Saved entries
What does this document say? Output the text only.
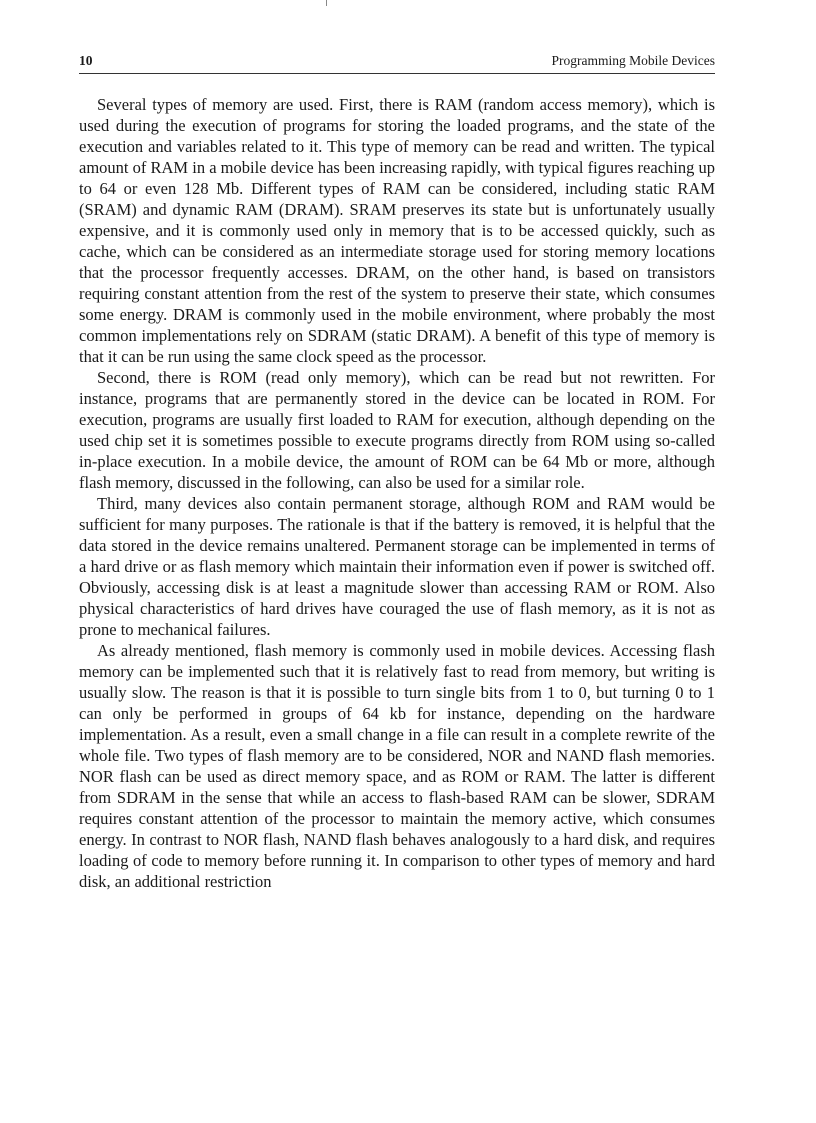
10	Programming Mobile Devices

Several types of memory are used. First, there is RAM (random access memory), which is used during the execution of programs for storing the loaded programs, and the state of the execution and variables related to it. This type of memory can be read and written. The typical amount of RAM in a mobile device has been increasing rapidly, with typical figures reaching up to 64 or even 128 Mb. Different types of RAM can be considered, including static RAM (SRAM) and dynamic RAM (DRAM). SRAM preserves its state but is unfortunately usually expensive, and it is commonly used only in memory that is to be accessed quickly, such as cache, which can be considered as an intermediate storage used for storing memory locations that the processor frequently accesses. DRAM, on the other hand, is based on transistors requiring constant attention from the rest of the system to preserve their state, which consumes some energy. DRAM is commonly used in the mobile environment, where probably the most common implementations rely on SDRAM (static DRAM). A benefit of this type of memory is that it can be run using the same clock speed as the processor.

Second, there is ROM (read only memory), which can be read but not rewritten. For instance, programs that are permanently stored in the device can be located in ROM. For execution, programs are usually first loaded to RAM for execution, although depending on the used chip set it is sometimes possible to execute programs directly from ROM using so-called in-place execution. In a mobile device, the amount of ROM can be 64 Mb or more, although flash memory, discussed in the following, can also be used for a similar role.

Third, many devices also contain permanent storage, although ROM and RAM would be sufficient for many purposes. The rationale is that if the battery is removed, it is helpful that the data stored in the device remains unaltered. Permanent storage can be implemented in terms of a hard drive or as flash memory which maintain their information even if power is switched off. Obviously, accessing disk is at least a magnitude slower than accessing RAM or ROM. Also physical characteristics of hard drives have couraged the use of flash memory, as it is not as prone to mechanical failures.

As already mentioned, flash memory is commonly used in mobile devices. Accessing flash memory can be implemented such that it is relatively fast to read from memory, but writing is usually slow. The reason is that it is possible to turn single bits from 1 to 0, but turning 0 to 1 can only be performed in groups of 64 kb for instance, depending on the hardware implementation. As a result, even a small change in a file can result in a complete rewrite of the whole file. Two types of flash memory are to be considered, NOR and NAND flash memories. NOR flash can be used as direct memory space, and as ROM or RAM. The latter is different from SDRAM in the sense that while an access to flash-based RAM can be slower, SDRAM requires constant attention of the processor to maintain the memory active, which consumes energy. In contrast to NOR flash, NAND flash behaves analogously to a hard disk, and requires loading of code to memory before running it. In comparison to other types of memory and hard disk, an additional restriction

---

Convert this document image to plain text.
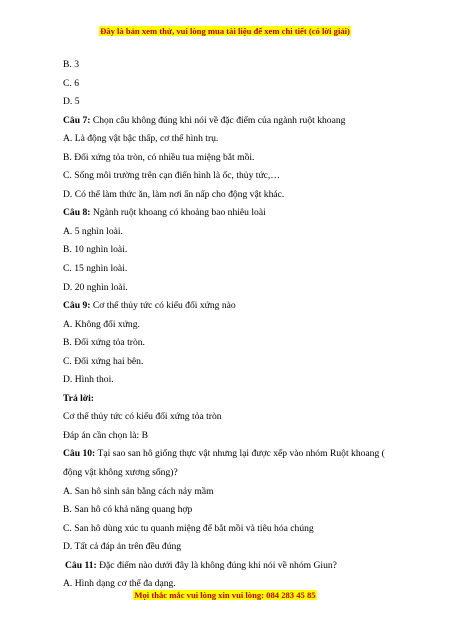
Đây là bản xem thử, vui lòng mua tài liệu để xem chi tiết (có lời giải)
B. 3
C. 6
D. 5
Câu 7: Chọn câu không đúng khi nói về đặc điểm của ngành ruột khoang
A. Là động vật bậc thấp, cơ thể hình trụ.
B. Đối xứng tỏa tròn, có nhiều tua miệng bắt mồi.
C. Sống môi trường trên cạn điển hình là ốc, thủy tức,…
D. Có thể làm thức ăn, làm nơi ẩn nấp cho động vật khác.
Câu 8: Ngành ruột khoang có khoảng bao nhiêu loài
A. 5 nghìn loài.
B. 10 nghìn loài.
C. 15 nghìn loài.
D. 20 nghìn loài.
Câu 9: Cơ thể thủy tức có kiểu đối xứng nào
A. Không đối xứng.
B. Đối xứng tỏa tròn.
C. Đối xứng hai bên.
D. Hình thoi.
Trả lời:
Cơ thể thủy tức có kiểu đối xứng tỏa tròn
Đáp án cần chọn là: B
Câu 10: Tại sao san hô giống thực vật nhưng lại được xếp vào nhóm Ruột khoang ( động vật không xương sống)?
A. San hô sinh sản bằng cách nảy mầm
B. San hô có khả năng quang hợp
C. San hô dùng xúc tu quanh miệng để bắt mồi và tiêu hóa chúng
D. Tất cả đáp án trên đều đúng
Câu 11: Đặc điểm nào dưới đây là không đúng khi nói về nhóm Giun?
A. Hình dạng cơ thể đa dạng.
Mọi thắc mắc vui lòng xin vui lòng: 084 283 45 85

--

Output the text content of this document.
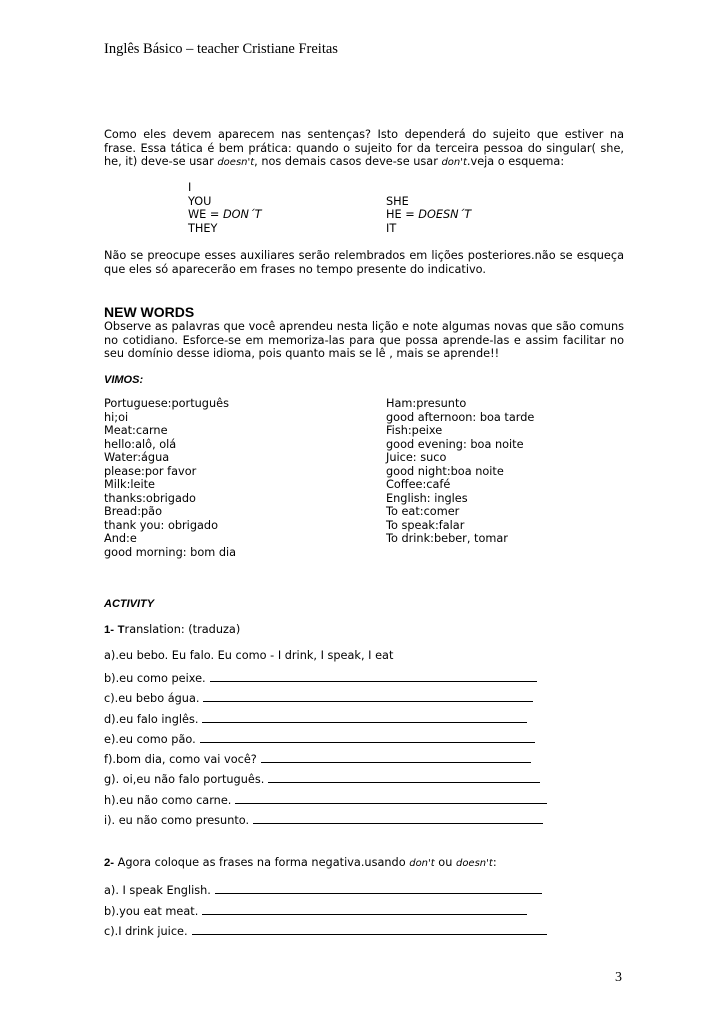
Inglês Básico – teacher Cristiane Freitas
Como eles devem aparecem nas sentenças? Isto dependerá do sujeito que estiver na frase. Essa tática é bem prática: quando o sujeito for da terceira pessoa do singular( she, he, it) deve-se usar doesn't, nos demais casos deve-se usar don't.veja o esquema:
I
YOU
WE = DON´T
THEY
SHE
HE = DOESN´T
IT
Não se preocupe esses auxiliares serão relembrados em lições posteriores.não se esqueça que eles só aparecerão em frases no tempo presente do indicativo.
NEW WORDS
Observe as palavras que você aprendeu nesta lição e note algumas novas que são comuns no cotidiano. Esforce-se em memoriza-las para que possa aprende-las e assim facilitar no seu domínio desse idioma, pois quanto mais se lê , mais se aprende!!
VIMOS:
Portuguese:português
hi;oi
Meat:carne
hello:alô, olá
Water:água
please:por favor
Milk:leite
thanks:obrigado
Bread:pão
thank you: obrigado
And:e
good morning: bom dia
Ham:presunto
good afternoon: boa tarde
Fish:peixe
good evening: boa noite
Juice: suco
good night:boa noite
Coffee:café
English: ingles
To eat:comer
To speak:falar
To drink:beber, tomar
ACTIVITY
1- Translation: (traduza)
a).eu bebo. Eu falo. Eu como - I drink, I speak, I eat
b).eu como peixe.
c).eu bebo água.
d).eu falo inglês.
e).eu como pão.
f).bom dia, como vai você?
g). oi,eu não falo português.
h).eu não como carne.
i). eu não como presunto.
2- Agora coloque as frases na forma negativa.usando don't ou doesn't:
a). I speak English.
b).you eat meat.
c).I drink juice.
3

- [PROBLEM TO WORK ON]
Within the listing above, find every line containing the string "loài" and return it.

- [THE SOLUTION]
Câu 8: Ngành ruột khoang có khoảng bao nhiêu loài
A. 5 nghìn loài.
B. 10 nghìn loài.
C. 15 nghìn loài.
D. 20 nghìn loài.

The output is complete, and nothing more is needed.